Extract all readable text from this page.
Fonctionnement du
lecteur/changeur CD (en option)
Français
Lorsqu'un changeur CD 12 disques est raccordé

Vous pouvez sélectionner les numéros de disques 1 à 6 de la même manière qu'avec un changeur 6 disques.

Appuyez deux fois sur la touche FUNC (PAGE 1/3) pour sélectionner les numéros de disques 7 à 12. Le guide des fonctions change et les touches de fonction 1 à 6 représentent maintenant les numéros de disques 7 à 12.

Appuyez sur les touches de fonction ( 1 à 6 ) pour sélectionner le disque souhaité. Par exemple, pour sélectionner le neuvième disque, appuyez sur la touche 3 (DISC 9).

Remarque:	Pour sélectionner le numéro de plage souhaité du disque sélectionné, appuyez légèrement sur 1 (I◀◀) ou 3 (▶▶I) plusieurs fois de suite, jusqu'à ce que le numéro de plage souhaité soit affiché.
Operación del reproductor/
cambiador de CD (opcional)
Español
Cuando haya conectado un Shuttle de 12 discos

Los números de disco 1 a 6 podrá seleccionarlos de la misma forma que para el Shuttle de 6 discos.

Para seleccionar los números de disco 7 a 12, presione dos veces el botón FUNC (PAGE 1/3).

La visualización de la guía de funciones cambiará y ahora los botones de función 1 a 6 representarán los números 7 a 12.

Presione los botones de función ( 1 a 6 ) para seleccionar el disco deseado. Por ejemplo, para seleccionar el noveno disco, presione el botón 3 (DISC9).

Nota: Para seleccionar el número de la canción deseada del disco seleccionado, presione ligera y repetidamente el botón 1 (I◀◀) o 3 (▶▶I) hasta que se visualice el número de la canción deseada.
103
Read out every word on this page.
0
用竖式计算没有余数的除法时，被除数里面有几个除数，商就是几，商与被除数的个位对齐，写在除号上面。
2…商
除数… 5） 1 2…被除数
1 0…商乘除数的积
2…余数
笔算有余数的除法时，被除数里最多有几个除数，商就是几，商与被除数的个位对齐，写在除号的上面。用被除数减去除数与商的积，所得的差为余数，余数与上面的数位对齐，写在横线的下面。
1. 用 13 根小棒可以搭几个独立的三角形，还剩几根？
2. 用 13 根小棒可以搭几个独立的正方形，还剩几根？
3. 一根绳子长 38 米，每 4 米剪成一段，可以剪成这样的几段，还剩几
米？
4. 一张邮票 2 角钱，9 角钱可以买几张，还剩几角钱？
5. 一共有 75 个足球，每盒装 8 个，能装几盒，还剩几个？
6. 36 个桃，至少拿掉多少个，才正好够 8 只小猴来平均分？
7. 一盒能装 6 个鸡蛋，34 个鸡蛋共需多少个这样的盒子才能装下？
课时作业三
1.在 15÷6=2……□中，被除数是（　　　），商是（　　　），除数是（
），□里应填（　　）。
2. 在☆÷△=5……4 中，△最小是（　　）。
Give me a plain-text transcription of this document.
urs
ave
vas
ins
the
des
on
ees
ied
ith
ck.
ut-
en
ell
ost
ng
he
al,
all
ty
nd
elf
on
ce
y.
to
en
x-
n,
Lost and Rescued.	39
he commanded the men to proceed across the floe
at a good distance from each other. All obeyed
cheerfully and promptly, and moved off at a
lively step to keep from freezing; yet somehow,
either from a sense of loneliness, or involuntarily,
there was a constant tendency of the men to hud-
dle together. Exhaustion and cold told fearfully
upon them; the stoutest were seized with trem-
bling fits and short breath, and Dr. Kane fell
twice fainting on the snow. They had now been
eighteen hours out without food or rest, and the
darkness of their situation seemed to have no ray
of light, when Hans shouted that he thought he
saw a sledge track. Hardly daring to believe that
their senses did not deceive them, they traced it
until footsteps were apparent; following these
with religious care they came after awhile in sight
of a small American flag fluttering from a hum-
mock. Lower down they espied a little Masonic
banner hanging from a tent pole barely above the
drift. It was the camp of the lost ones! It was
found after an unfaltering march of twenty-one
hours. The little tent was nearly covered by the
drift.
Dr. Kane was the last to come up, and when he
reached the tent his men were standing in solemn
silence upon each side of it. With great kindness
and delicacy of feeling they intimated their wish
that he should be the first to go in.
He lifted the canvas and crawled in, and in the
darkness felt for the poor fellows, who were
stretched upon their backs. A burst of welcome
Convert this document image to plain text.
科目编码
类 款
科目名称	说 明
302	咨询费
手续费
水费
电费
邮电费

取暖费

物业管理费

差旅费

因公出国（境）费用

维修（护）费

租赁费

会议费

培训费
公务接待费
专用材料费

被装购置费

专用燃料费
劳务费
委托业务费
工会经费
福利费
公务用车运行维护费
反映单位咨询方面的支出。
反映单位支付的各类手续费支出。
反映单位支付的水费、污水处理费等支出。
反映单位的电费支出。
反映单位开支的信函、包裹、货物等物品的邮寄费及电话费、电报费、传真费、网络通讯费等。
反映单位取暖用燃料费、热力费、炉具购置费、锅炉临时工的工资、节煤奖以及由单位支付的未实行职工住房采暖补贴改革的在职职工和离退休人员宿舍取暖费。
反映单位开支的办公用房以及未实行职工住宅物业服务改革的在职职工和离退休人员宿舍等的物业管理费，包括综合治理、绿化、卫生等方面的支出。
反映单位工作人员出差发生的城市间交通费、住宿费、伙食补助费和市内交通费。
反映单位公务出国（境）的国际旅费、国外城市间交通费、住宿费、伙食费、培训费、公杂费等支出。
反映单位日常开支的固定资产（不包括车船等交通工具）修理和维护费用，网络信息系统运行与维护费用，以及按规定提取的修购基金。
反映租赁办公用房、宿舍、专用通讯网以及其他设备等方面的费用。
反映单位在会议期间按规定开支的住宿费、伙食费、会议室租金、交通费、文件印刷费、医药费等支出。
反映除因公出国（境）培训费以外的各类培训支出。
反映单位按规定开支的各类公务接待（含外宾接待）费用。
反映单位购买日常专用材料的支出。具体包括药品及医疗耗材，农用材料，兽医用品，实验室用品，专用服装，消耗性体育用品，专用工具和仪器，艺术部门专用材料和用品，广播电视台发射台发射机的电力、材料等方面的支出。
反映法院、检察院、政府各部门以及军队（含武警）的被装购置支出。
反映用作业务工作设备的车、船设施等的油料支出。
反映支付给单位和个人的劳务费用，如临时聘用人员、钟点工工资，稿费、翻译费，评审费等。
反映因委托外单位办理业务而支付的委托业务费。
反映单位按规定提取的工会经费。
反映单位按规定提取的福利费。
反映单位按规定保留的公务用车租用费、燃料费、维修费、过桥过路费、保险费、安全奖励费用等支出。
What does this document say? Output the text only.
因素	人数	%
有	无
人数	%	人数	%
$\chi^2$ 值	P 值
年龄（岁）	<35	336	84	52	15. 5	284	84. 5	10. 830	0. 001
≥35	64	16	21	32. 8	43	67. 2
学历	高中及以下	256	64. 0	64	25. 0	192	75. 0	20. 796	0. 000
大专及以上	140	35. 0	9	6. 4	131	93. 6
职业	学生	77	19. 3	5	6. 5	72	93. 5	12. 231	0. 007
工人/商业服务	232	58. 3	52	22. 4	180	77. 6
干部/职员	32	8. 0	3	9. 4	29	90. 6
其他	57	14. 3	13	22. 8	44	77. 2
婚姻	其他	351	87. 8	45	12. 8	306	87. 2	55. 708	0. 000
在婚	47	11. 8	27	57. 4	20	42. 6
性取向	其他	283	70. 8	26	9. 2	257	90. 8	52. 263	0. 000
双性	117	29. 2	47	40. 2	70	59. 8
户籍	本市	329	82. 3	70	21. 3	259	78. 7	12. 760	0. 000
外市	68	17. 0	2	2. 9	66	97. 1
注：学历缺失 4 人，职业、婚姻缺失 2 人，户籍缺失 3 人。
=-=-=
AIM OF THE EXERCISE >> Return the listing above in full, character for character.

PROBLEM SOLUTION >>
Extract all readable text from this page.
Fonctionnement du
lecteur/changeur CD (en option)
Français
Lorsqu'un changeur CD 12 disques est raccordé

Vous pouvez sélectionner les numéros de disques 1 à 6 de la même manière qu'avec un changeur 6 disques.

Appuyez deux fois sur la touche FUNC (PAGE 1/3) pour sélectionner les numéros de disques 7 à 12. Le guide des fonctions change et les touches de fonction 1 à 6 représentent maintenant les numéros de disques 7 à 12.

Appuyez sur les touches de fonction ( 1 à 6 ) pour sélectionner le disque souhaité. Par exemple, pour sélectionner le neuvième disque, appuyez sur la touche 3 (DISC 9).

Remarque:	Pour sélectionner le numéro de plage souhaité du disque sélectionné, appuyez légèrement sur 1 (I◀◀) ou 3 (▶▶I) plusieurs fois de suite, jusqu'à ce que le numéro de plage souhaité soit affiché.
Operación del reproductor/
cambiador de CD (opcional)
Español
Cuando haya conectado un Shuttle de 12 discos

Los números de disco 1 a 6 podrá seleccionarlos de la misma forma que para el Shuttle de 6 discos.

Para seleccionar los números de disco 7 a 12, presione dos veces el botón FUNC (PAGE 1/3).

La visualización de la guía de funciones cambiará y ahora los botones de función 1 a 6 representarán los números 7 a 12.

Presione los botones de función ( 1 a 6 ) para seleccionar el disco deseado. Por ejemplo, para seleccionar el noveno disco, presione el botón 3 (DISC9).

Nota: Para seleccionar el número de la canción deseada del disco seleccionado, presione ligera y repetidamente el botón 1 (I◀◀) o 3 (▶▶I) hasta que se visualice el número de la canción deseada.
103
Read out every word on this page.
0
用竖式计算没有余数的除法时，被除数里面有几个除数，商就是几，商与被除数的个位对齐，写在除号上面。
2…商
除数… 5） 1 2…被除数
1 0…商乘除数的积
2…余数
笔算有余数的除法时，被除数里最多有几个除数，商就是几，商与被除数的个位对齐，写在除号的上面。用被除数减去除数与商的积，所得的差为余数，余数与上面的数位对齐，写在横线的下面。
1. 用 13 根小棒可以搭几个独立的三角形，还剩几根？
2. 用 13 根小棒可以搭几个独立的正方形，还剩几根？
3. 一根绳子长 38 米，每 4 米剪成一段，可以剪成这样的几段，还剩几
米？
4. 一张邮票 2 角钱，9 角钱可以买几张，还剩几角钱？
5. 一共有 75 个足球，每盒装 8 个，能装几盒，还剩几个？
6. 36 个桃，至少拿掉多少个，才正好够 8 只小猴来平均分？
7. 一盒能装 6 个鸡蛋，34 个鸡蛋共需多少个这样的盒子才能装下？
课时作业三
1.在 15÷6=2……□中，被除数是（　　　），商是（　　　），除数是（
），□里应填（　　）。
2. 在☆÷△=5……4 中，△最小是（　　）。
Give me a plain-text transcription of this document.
urs
ave
vas
ins
the
des
on
ees
ied
ith
ck.
ut-
en
ell
ost
ng
he
al,
all
ty
nd
elf
on
ce
y.
to
en
x-
n,
Lost and Rescued.	39
he commanded the men to proceed across the floe
at a good distance from each other. All obeyed
cheerfully and promptly, and moved off at a
lively step to keep from freezing; yet somehow,
either from a sense of loneliness, or involuntarily,
there was a constant tendency of the men to hud-
dle together. Exhaustion and cold told fearfully
upon them; the stoutest were seized with trem-
bling fits and short breath, and Dr. Kane fell
twice fainting on the snow. They had now been
eighteen hours out without food or rest, and the
darkness of their situation seemed to have no ray
of light, when Hans shouted that he thought he
saw a sledge track. Hardly daring to believe that
their senses did not deceive them, they traced it
until footsteps were apparent; following these
with religious care they came after awhile in sight
of a small American flag fluttering from a hum-
mock. Lower down they espied a little Masonic
banner hanging from a tent pole barely above the
drift. It was the camp of the lost ones! It was
found after an unfaltering march of twenty-one
hours. The little tent was nearly covered by the
drift.
Dr. Kane was the last to come up, and when he
reached the tent his men were standing in solemn
silence upon each side of it. With great kindness
and delicacy of feeling they intimated their wish
that he should be the first to go in.
He lifted the canvas and crawled in, and in the
darkness felt for the poor fellows, who were
stretched upon their backs. A burst of welcome
Convert this document image to plain text.
科目编码
类 款
科目名称	说 明
302	咨询费
手续费
水费
电费
邮电费

取暖费

物业管理费

差旅费

因公出国（境）费用

维修（护）费

租赁费

会议费

培训费
公务接待费
专用材料费

被装购置费

专用燃料费
劳务费
委托业务费
工会经费
福利费
公务用车运行维护费
反映单位咨询方面的支出。
反映单位支付的各类手续费支出。
反映单位支付的水费、污水处理费等支出。
反映单位的电费支出。
反映单位开支的信函、包裹、货物等物品的邮寄费及电话费、电报费、传真费、网络通讯费等。
反映单位取暖用燃料费、热力费、炉具购置费、锅炉临时工的工资、节煤奖以及由单位支付的未实行职工住房采暖补贴改革的在职职工和离退休人员宿舍取暖费。
反映单位开支的办公用房以及未实行职工住宅物业服务改革的在职职工和离退休人员宿舍等的物业管理费，包括综合治理、绿化、卫生等方面的支出。
反映单位工作人员出差发生的城市间交通费、住宿费、伙食补助费和市内交通费。
反映单位公务出国（境）的国际旅费、国外城市间交通费、住宿费、伙食费、培训费、公杂费等支出。
反映单位日常开支的固定资产（不包括车船等交通工具）修理和维护费用，网络信息系统运行与维护费用，以及按规定提取的修购基金。
反映租赁办公用房、宿舍、专用通讯网以及其他设备等方面的费用。
反映单位在会议期间按规定开支的住宿费、伙食费、会议室租金、交通费、文件印刷费、医药费等支出。
反映除因公出国（境）培训费以外的各类培训支出。
反映单位按规定开支的各类公务接待（含外宾接待）费用。
反映单位购买日常专用材料的支出。具体包括药品及医疗耗材，农用材料，兽医用品，实验室用品，专用服装，消耗性体育用品，专用工具和仪器，艺术部门专用材料和用品，广播电视台发射台发射机的电力、材料等方面的支出。
反映法院、检察院、政府各部门以及军队（含武警）的被装购置支出。
反映用作业务工作设备的车、船设施等的油料支出。
反映支付给单位和个人的劳务费用，如临时聘用人员、钟点工工资，稿费、翻译费，评审费等。
反映因委托外单位办理业务而支付的委托业务费。
反映单位按规定提取的工会经费。
反映单位按规定提取的福利费。
反映单位按规定保留的公务用车租用费、燃料费、维修费、过桥过路费、保险费、安全奖励费用等支出。
What does this document say? Output the text only.
因素	人数	%
有	无
人数	%	人数	%
$\chi^2$ 值	P 值
年龄（岁）	<35	336	84	52	15. 5	284	84. 5	10. 830	0. 001
≥35	64	16	21	32. 8	43	67. 2
学历	高中及以下	256	64. 0	64	25. 0	192	75. 0	20. 796	0. 000
大专及以上	140	35. 0	9	6. 4	131	93. 6
职业	学生	77	19. 3	5	6. 5	72	93. 5	12. 231	0. 007
工人/商业服务	232	58. 3	52	22. 4	180	77. 6
干部/职员	32	8. 0	3	9. 4	29	90. 6
其他	57	14. 3	13	22. 8	44	77. 2
婚姻	其他	351	87. 8	45	12. 8	306	87. 2	55. 708	0. 000
在婚	47	11. 8	27	57. 4	20	42. 6
性取向	其他	283	70. 8	26	9. 2	257	90. 8	52. 263	0. 000
双性	117	29. 2	47	40. 2	70	59. 8
户籍	本市	329	82. 3	70	21. 3	259	78. 7	12. 760	0. 000
外市	68	17. 0	2	2. 9	66	97. 1
注：学历缺失 4 人，职业、婚姻缺失 2 人，户籍缺失 3 人。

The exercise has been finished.